WHAT THIS TASK INVOLVES: Will you give the material below again, every line exactly as it is?

[BEGIN]

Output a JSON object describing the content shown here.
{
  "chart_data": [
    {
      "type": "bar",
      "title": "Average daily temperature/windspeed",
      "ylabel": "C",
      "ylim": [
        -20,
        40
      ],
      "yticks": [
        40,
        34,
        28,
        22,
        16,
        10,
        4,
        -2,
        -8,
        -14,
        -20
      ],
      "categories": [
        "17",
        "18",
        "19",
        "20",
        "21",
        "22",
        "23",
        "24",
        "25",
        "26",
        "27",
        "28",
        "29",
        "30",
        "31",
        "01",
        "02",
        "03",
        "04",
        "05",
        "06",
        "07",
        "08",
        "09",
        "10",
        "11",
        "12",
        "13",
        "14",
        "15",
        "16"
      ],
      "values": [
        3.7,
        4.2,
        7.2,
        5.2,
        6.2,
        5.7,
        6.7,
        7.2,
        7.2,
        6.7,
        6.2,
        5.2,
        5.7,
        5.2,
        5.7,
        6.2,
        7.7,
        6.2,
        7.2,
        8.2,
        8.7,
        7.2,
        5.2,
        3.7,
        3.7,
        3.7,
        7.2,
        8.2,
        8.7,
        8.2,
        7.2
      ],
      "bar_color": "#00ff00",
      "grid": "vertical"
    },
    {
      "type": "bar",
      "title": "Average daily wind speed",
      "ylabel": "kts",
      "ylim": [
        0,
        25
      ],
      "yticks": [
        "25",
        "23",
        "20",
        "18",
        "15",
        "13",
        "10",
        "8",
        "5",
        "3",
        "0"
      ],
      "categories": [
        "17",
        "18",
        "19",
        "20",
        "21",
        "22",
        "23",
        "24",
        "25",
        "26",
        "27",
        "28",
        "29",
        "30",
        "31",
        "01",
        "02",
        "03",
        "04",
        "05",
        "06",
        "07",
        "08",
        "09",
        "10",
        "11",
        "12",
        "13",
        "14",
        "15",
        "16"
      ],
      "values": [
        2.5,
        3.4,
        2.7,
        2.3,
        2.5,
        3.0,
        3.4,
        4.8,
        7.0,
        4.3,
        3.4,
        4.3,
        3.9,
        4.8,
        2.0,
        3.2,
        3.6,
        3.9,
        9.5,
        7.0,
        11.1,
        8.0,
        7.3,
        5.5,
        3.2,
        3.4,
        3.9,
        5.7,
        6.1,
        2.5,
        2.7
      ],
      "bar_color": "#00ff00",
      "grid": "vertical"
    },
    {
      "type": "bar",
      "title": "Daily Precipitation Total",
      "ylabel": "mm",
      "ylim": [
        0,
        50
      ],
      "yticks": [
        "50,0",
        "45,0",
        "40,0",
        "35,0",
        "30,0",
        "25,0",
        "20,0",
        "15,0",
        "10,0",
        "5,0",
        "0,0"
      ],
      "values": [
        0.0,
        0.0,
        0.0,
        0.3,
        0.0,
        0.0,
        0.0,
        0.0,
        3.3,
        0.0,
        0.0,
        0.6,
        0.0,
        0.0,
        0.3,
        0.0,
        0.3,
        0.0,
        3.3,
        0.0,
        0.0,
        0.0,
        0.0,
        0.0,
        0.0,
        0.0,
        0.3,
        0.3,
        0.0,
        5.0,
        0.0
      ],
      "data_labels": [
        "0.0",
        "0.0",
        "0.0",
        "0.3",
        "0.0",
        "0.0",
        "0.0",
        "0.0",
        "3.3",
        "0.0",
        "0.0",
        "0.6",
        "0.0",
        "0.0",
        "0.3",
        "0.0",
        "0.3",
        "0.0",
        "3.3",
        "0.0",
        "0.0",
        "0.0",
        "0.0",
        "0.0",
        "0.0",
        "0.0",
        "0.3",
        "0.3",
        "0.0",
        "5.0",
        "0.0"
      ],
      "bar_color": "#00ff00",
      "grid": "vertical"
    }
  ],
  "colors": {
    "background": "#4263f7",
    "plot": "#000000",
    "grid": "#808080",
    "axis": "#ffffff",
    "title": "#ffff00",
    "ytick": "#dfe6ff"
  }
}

[END]

THE SOLUTION:
Output a JSON object describing the content shown here.
{
  "chart_data": [
    {
      "type": "bar",
      "title": "Average daily temperature/windspeed",
      "ylabel": "C",
      "ylim": [
        -20,
        40
      ],
      "yticks": [
        40,
        34,
        28,
        22,
        16,
        10,
        4,
        -2,
        -8,
        -14,
        -20
      ],
      "categories": [
        "17",
        "18",
        "19",
        "20",
        "21",
        "22",
        "23",
        "24",
        "25",
        "26",
        "27",
        "28",
        "29",
        "30",
        "31",
        "01",
        "02",
        "03",
        "04",
        "05",
        "06",
        "07",
        "08",
        "09",
        "10",
        "11",
        "12",
        "13",
        "14",
        "15",
        "16"
      ],
      "values": [
        3.7,
        4.2,
        7.2,
        5.2,
        6.2,
        5.7,
        6.7,
        7.2,
        7.2,
        6.7,
        6.2,
        5.2,
        5.7,
        5.2,
        5.7,
        6.2,
        7.7,
        6.2,
        7.2,
        8.2,
        8.7,
        7.2,
        5.2,
        3.7,
        3.7,
        3.7,
        7.2,
        8.2,
        8.7,
        8.2,
        7.2
      ],
      "bar_color": "#00ff00",
      "grid": "vertical"
    },
    {
      "type": "bar",
      "title": "Average daily wind speed",
      "ylabel": "kts",
      "ylim": [
        0,
        25
      ],
      "yticks": [
        "25",
        "23",
        "20",
        "18",
        "15",
        "13",
        "10",
        "8",
        "5",
        "3",
        "0"
      ],
      "categories": [
        "17",
        "18",
        "19",
        "20",
        "21",
        "22",
        "23",
        "24",
        "25",
        "26",
        "27",
        "28",
        "29",
        "30",
        "31",
        "01",
        "02",
        "03",
        "04",
        "05",
        "06",
        "07",
        "08",
        "09",
        "10",
        "11",
        "12",
        "13",
        "14",
        "15",
        "16"
      ],
      "values": [
        2.5,
        3.4,
        2.7,
        2.3,
        2.5,
        3.0,
        3.4,
        4.8,
        7.0,
        4.3,
        3.4,
        4.3,
        3.9,
        4.8,
        2.0,
        3.2,
        3.6,
        3.9,
        9.5,
        7.0,
        11.1,
        8.0,
        7.3,
        5.5,
        3.2,
        3.4,
        3.9,
        5.7,
        6.1,
        2.5,
        2.7
      ],
      "bar_color": "#00ff00",
      "grid": "vertical"
    },
    {
      "type": "bar",
      "title": "Daily Precipitation Total",
      "ylabel": "mm",
      "ylim": [
        0,
        50
      ],
      "yticks": [
        "50,0",
        "45,0",
        "40,0",
        "35,0",
        "30,0",
        "25,0",
        "20,0",
        "15,0",
        "10,0",
        "5,0",
        "0,0"
      ],
      "values": [
        0.0,
        0.0,
        0.0,
        0.3,
        0.0,
        0.0,
        0.0,
        0.0,
        3.3,
        0.0,
        0.0,
        0.6,
        0.0,
        0.0,
        0.3,
        0.0,
        0.3,
        0.0,
        3.3,
        0.0,
        0.0,
        0.0,
        0.0,
        0.0,
        0.0,
        0.0,
        0.3,
        0.3,
        0.0,
        5.0,
        0.0
      ],
      "data_labels": [
        "0.0",
        "0.0",
        "0.0",
        "0.3",
        "0.0",
        "0.0",
        "0.0",
        "0.0",
        "3.3",
        "0.0",
        "0.0",
        "0.6",
        "0.0",
        "0.0",
        "0.3",
        "0.0",
        "0.3",
        "0.0",
        "3.3",
        "0.0",
        "0.0",
        "0.0",
        "0.0",
        "0.0",
        "0.0",
        "0.0",
        "0.3",
        "0.3",
        "0.0",
        "5.0",
        "0.0"
      ],
      "bar_color": "#00ff00",
      "grid": "vertical"
    }
  ],
  "colors": {
    "background": "#4263f7",
    "plot": "#000000",
    "grid": "#808080",
    "axis": "#ffffff",
    "title": "#ffff00",
    "ytick": "#dfe6ff"
  }
}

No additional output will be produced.